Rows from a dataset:
##############################

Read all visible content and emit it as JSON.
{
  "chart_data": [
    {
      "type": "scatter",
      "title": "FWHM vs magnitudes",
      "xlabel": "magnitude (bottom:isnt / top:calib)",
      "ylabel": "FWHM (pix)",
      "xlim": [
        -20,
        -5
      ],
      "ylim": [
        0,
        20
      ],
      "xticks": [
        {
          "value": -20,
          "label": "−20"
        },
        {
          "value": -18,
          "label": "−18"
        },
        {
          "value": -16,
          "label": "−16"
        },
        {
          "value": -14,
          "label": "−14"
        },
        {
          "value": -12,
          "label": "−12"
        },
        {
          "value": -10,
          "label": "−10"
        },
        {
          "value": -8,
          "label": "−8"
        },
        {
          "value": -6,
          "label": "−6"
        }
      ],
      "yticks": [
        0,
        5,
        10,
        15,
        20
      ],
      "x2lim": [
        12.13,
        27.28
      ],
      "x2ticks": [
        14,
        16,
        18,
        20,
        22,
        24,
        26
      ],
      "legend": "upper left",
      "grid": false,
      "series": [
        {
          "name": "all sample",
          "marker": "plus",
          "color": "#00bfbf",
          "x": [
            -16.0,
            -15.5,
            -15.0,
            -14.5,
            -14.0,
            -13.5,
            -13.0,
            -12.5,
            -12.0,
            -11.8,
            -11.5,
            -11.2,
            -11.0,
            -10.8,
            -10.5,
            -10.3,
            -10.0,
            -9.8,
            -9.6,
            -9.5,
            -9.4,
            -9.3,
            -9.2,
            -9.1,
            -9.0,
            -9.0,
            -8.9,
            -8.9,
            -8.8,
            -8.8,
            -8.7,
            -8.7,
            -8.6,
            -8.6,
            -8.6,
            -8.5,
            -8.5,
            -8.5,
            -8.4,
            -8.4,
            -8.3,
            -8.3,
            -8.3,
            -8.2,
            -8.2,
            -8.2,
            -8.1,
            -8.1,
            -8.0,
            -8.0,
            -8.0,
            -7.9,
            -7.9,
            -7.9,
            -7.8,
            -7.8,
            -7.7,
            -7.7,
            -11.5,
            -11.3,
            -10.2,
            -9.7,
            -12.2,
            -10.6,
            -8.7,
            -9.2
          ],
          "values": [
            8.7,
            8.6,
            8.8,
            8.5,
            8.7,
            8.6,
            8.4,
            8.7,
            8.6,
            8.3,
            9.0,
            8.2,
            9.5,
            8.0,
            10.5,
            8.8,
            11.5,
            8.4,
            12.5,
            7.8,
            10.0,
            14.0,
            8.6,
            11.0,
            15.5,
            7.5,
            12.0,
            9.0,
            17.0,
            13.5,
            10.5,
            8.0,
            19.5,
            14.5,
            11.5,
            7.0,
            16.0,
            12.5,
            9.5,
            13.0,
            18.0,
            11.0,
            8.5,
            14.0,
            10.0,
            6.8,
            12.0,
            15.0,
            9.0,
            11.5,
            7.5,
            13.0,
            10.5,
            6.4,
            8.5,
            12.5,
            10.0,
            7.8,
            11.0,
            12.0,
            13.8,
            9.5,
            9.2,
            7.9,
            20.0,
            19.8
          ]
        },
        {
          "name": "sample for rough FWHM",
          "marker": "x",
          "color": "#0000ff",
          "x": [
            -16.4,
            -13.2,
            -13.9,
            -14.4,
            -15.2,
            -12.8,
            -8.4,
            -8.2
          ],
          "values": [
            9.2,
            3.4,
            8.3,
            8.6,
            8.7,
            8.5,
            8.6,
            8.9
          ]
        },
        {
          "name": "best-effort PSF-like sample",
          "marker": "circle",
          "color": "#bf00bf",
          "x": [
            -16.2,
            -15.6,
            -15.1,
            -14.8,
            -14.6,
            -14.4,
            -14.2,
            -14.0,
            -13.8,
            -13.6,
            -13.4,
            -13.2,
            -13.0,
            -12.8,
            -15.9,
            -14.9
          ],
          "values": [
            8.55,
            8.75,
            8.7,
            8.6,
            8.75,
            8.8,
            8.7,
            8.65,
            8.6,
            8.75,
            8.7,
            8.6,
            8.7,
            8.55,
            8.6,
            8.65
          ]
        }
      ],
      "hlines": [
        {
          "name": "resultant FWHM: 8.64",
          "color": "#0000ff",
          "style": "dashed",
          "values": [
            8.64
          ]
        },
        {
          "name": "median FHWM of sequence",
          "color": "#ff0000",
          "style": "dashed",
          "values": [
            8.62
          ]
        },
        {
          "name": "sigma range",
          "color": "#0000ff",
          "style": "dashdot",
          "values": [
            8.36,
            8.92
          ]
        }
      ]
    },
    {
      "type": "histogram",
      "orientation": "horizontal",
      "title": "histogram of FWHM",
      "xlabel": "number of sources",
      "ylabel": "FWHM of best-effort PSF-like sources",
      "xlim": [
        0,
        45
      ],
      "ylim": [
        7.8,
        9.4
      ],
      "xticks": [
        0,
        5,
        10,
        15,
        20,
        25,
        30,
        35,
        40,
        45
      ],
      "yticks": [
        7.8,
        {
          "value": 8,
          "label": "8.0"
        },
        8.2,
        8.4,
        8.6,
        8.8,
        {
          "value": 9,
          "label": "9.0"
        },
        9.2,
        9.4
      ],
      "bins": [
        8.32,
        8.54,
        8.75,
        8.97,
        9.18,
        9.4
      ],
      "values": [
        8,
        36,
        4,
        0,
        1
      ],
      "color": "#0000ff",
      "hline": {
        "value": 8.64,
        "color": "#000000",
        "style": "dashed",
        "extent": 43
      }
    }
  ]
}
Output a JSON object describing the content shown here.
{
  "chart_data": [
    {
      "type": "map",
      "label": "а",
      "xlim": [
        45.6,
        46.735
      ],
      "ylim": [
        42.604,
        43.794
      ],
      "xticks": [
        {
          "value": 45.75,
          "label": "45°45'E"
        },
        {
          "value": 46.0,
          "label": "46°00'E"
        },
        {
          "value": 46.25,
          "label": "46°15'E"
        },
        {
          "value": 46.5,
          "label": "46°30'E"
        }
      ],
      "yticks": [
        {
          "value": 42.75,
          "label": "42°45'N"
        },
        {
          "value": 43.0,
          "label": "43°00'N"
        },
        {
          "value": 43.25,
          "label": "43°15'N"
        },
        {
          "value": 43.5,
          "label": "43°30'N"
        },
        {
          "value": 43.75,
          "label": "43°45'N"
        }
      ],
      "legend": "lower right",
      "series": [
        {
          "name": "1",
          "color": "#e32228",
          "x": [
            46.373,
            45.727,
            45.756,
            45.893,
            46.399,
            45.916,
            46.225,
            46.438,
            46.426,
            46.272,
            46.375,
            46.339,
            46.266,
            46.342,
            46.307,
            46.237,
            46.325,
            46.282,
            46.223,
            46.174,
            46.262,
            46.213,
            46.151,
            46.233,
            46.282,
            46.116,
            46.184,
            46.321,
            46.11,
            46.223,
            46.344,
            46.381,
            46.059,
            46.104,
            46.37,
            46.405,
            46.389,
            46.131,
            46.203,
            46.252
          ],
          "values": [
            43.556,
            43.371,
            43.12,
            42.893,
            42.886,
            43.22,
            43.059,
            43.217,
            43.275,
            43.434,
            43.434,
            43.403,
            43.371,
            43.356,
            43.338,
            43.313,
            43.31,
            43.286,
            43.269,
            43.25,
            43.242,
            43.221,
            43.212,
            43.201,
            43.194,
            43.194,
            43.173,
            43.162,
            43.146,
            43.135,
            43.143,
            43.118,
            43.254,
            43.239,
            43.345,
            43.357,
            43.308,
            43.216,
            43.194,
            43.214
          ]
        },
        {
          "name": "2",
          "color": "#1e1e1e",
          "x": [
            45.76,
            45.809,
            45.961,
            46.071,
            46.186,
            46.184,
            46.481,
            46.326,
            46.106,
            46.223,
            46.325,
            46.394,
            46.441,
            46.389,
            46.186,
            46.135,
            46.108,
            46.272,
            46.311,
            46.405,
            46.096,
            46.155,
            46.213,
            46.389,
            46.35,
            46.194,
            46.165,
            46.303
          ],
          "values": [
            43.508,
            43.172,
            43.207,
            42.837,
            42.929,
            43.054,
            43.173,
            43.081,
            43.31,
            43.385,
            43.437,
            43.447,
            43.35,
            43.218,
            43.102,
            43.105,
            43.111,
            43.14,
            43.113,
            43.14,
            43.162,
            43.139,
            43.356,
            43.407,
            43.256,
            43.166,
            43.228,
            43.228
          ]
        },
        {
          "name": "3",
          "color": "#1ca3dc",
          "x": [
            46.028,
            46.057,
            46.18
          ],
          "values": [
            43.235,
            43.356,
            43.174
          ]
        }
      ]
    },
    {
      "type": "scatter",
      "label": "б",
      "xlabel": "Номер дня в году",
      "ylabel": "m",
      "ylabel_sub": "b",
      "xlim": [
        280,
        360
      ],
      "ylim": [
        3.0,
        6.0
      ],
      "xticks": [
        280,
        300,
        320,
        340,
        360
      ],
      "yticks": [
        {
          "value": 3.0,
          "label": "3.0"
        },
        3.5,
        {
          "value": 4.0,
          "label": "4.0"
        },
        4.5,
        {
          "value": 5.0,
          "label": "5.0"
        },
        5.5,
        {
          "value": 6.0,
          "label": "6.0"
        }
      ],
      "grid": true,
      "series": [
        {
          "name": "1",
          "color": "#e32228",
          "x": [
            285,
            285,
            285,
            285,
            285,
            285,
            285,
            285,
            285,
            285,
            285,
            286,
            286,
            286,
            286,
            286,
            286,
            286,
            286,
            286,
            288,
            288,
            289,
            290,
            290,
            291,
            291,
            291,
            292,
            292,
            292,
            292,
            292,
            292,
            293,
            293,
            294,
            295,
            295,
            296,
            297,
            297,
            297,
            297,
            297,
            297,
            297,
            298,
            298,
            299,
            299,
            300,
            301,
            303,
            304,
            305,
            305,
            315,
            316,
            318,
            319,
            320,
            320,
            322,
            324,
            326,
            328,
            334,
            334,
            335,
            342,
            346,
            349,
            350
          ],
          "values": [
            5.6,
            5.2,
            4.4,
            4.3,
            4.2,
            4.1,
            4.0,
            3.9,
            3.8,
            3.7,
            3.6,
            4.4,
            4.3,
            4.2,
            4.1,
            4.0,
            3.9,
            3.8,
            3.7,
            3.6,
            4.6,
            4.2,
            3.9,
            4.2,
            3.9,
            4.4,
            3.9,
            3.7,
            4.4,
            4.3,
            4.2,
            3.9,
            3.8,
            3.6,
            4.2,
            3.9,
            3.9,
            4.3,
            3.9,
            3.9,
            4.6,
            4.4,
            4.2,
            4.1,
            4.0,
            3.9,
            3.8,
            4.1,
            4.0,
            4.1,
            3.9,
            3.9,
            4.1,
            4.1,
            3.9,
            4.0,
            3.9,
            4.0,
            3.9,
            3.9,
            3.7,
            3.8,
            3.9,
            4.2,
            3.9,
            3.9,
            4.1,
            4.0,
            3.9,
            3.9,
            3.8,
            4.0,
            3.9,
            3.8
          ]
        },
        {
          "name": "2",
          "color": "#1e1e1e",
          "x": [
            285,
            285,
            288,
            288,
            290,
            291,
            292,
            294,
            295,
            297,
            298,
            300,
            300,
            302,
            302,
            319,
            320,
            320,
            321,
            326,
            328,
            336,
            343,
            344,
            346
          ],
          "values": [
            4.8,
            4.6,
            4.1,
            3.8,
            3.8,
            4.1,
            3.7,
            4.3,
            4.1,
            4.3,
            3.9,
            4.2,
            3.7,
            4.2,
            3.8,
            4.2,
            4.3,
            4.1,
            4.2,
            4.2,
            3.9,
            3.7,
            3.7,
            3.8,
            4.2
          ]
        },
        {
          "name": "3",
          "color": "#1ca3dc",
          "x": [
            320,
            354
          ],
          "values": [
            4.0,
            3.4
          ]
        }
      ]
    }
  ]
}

##############################

**Work to complete**
State the count of lines holding the string "best" in the listing above, and nothing else.

**Task output**
2